= Infectious invalidity =

Infectious invalidity is a doctrine of property law that provides that under certain defined circumstances because one action is improper another action is invalid. If applicable, the failure of certain transfers may cause interests that are otherwise valid to fail also. This approach was taken in the Massachusetts case of New England Trust Co. v. Sanger, 337 Mass. 342, 149 N.E.2d 598 (1958).

The Restatement (2d) of Property, which is a treatise describing general legal principles applied by the courts in the United States states that
Infectious invalidity means that the failure of certain transfers may cause interests that are otherwise valid to fail also. This approach was taken in New England Trust Co. v. Sanger, 337 Mass. 342, 149 N.E.2d 598 (1958). A trust provided for income to be paid to the surviving children of the settlor's brother for life, and on the death of the last surviving child of the settlor's brother, an equal division of the trust principle was to be made among the issue of the children of the settlor's brother. The gift to the issue of the brother's children failed, because the ascertainment of issue could not be made until the brother's children died, and the brother might have children born after the creation of the trust who might not die within the permissible period. However, a later trust had been established by the settlor, which stated that if any provision in the first trust indenture should be declared invalid, any income or principal which reverted to his estate should be deemed held in trust by the settlor for the benefit of his brother's children and their issue. Applying the doctrine of infectious invalidity to avoid a distortion of the settlor's "clear desire," the court held that the second trust should govern the trust distribution. It stated that by striking down all the gifts, valid and invalid, made in the first trust, and by giving effect to the second trust, the settlor's plan for the income gifts was substantially carried out. [§ 1.5 comment 7]

In zoning law, infectious invalidity is a principle where a parcel of land that itself complies with zoning requirements is considered to be in violation of zoning laws because of the circumstances of its creation. The situation arises when a parcel of land is improperly divided into two lots, resulting in one of the new lot conforming to the applicable zoning standards and one lot not conforming. The legal principle is applied resulting in the conforming lot being deemed to be infected because of the illegal condition created on the other lot and the creation of the two lots is deemed invalid. Infectious invalidity affects both zoning and property ownership rights.

---

### Activity
Rewrite the infectious invalidity passage starting at "In zoning law, infectious" and ending at "property ownership rights.", replacing "parcel" with "tract".

---

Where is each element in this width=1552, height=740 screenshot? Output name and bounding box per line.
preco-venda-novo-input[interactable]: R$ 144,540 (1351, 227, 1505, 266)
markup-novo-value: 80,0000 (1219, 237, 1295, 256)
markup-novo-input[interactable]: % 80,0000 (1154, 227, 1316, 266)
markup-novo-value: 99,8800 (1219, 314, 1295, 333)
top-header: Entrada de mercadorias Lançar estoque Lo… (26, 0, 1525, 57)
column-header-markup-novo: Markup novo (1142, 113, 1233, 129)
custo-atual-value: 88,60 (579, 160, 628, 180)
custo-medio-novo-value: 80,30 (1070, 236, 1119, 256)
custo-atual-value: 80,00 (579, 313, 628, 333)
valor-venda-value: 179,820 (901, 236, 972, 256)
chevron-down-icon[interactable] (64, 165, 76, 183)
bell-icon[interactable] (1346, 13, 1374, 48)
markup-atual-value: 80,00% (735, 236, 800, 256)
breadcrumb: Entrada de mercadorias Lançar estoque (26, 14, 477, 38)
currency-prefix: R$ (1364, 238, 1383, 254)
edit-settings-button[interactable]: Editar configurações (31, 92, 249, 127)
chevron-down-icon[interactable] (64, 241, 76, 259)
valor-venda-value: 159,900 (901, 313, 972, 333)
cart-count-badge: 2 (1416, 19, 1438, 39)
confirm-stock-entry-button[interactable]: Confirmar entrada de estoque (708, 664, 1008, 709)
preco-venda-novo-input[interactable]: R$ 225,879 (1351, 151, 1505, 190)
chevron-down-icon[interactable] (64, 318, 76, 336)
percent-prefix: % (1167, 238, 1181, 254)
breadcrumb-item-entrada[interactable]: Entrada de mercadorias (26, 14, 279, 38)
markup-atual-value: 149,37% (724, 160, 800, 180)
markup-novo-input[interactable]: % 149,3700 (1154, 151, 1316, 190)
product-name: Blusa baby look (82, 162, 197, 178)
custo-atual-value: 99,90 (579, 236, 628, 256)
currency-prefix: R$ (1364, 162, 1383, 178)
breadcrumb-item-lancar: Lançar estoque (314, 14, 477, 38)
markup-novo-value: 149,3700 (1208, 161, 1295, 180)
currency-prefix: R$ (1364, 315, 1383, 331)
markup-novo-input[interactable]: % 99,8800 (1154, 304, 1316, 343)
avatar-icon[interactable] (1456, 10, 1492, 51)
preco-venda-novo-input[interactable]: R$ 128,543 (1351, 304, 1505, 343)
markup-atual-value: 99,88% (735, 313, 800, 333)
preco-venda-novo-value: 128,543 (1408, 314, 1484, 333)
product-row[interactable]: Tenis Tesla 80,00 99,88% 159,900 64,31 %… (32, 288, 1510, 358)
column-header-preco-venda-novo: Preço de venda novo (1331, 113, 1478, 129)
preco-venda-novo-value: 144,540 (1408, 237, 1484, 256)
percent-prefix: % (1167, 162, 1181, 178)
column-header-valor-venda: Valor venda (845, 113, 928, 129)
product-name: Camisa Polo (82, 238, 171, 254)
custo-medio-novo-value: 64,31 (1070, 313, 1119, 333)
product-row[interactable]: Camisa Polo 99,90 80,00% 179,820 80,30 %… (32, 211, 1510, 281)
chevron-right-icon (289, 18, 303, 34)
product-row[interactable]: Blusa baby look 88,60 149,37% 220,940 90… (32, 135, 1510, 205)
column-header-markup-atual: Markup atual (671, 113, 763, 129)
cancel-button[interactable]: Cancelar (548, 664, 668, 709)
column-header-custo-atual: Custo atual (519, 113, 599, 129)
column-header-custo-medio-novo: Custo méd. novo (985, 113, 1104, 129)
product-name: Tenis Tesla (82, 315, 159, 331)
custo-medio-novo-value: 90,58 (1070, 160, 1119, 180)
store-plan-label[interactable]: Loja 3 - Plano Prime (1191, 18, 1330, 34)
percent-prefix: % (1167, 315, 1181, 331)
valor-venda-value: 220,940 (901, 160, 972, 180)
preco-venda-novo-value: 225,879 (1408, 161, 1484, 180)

---

### Result
In zoning law, infectious invalidity is a principle where a tract of land that itself complies with zoning requirements is considered to be in violation of zoning laws because of the circumstances of its creation. The situation arises when a tract of land is improperly divided into two lots, resulting in one of the new lot conforming to the applicable zoning standards and one lot not conforming. The legal principle is applied resulting in the conforming lot being deemed to be infected because of the illegal condition created on the other lot and the creation of the two lots is deemed invalid. Infectious invalidity affects both zoning and property ownership rights.